### What is being asked
Reproduce every entry exactly, without alteration.

### Figure record listings
━━━━━━━━

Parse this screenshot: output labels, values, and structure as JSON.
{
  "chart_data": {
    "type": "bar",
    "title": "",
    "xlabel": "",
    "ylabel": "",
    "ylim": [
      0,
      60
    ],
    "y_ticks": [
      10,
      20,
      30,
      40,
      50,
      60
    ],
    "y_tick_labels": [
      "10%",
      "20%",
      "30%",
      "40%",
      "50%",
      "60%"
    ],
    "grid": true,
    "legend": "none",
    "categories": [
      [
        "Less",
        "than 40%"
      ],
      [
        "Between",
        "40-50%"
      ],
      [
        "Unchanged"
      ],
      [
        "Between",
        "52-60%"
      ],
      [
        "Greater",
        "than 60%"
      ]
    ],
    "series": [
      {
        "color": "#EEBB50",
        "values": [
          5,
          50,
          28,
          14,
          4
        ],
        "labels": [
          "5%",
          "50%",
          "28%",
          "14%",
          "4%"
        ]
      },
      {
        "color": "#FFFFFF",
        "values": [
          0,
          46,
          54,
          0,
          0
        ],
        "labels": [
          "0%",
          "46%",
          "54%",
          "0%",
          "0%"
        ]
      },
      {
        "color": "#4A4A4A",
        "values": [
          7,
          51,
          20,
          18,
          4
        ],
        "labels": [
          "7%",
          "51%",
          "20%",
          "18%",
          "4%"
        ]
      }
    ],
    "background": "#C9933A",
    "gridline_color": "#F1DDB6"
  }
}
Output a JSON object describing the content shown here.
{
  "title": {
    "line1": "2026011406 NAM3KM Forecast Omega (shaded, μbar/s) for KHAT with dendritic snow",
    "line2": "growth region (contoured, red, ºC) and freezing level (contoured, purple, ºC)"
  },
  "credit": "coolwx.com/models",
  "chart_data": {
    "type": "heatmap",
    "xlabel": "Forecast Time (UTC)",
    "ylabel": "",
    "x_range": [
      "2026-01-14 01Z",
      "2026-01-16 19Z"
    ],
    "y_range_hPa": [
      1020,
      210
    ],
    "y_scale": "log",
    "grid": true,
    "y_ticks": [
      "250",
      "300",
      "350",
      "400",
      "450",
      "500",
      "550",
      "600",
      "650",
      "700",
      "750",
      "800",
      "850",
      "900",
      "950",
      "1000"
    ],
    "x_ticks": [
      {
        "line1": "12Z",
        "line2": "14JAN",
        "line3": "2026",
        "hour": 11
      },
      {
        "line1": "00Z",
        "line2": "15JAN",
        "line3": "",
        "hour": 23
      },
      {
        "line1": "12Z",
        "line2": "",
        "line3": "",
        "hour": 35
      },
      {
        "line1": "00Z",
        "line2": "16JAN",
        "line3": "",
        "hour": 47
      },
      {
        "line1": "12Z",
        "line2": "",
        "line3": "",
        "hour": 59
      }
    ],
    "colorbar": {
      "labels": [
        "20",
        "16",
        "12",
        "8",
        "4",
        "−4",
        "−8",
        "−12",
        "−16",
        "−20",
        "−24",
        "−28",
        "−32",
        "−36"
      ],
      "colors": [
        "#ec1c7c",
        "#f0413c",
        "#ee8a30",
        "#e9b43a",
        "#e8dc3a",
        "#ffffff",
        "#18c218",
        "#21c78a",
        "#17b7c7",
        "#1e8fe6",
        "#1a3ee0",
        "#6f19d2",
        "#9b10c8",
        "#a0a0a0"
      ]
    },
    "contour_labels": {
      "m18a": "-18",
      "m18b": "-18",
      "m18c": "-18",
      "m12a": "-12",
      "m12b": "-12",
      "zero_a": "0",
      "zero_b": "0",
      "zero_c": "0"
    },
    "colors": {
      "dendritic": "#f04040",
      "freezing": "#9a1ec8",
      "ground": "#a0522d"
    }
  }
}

━━━━━━━━

### Answer to the problem
Parse this screenshot: output labels, values, and structure as JSON.
{
  "chart_data": {
    "type": "bar",
    "title": "",
    "xlabel": "",
    "ylabel": "",
    "ylim": [
      0,
      60
    ],
    "y_ticks": [
      10,
      20,
      30,
      40,
      50,
      60
    ],
    "y_tick_labels": [
      "10%",
      "20%",
      "30%",
      "40%",
      "50%",
      "60%"
    ],
    "grid": true,
    "legend": "none",
    "categories": [
      [
        "Less",
        "than 40%"
      ],
      [
        "Between",
        "40-50%"
      ],
      [
        "Unchanged"
      ],
      [
        "Between",
        "52-60%"
      ],
      [
        "Greater",
        "than 60%"
      ]
    ],
    "series": [
      {
        "color": "#EEBB50",
        "values": [
          5,
          50,
          28,
          14,
          4
        ],
        "labels": [
          "5%",
          "50%",
          "28%",
          "14%",
          "4%"
        ]
      },
      {
        "color": "#FFFFFF",
        "values": [
          0,
          46,
          54,
          0,
          0
        ],
        "labels": [
          "0%",
          "46%",
          "54%",
          "0%",
          "0%"
        ]
      },
      {
        "color": "#4A4A4A",
        "values": [
          7,
          51,
          20,
          18,
          4
        ],
        "labels": [
          "7%",
          "51%",
          "20%",
          "18%",
          "4%"
        ]
      }
    ],
    "background": "#C9933A",
    "gridline_color": "#F1DDB6"
  }
}
Output a JSON object describing the content shown here.
{
  "title": {
    "line1": "2026011406 NAM3KM Forecast Omega (shaded, μbar/s) for KHAT with dendritic snow",
    "line2": "growth region (contoured, red, ºC) and freezing level (contoured, purple, ºC)"
  },
  "credit": "coolwx.com/models",
  "chart_data": {
    "type": "heatmap",
    "xlabel": "Forecast Time (UTC)",
    "ylabel": "",
    "x_range": [
      "2026-01-14 01Z",
      "2026-01-16 19Z"
    ],
    "y_range_hPa": [
      1020,
      210
    ],
    "y_scale": "log",
    "grid": true,
    "y_ticks": [
      "250",
      "300",
      "350",
      "400",
      "450",
      "500",
      "550",
      "600",
      "650",
      "700",
      "750",
      "800",
      "850",
      "900",
      "950",
      "1000"
    ],
    "x_ticks": [
      {
        "line1": "12Z",
        "line2": "14JAN",
        "line3": "2026",
        "hour": 11
      },
      {
        "line1": "00Z",
        "line2": "15JAN",
        "line3": "",
        "hour": 23
      },
      {
        "line1": "12Z",
        "line2": "",
        "line3": "",
        "hour": 35
      },
      {
        "line1": "00Z",
        "line2": "16JAN",
        "line3": "",
        "hour": 47
      },
      {
        "line1": "12Z",
        "line2": "",
        "line3": "",
        "hour": 59
      }
    ],
    "colorbar": {
      "labels": [
        "20",
        "16",
        "12",
        "8",
        "4",
        "−4",
        "−8",
        "−12",
        "−16",
        "−20",
        "−24",
        "−28",
        "−32",
        "−36"
      ],
      "colors": [
        "#ec1c7c",
        "#f0413c",
        "#ee8a30",
        "#e9b43a",
        "#e8dc3a",
        "#ffffff",
        "#18c218",
        "#21c78a",
        "#17b7c7",
        "#1e8fe6",
        "#1a3ee0",
        "#6f19d2",
        "#9b10c8",
        "#a0a0a0"
      ]
    },
    "contour_labels": {
      "m18a": "-18",
      "m18b": "-18",
      "m18c": "-18",
      "m12a": "-12",
      "m12b": "-12",
      "zero_a": "0",
      "zero_b": "0",
      "zero_c": "0"
    },
    "colors": {
      "dendritic": "#f04040",
      "freezing": "#9a1ec8",
      "ground": "#a0522d"
    }
  }
}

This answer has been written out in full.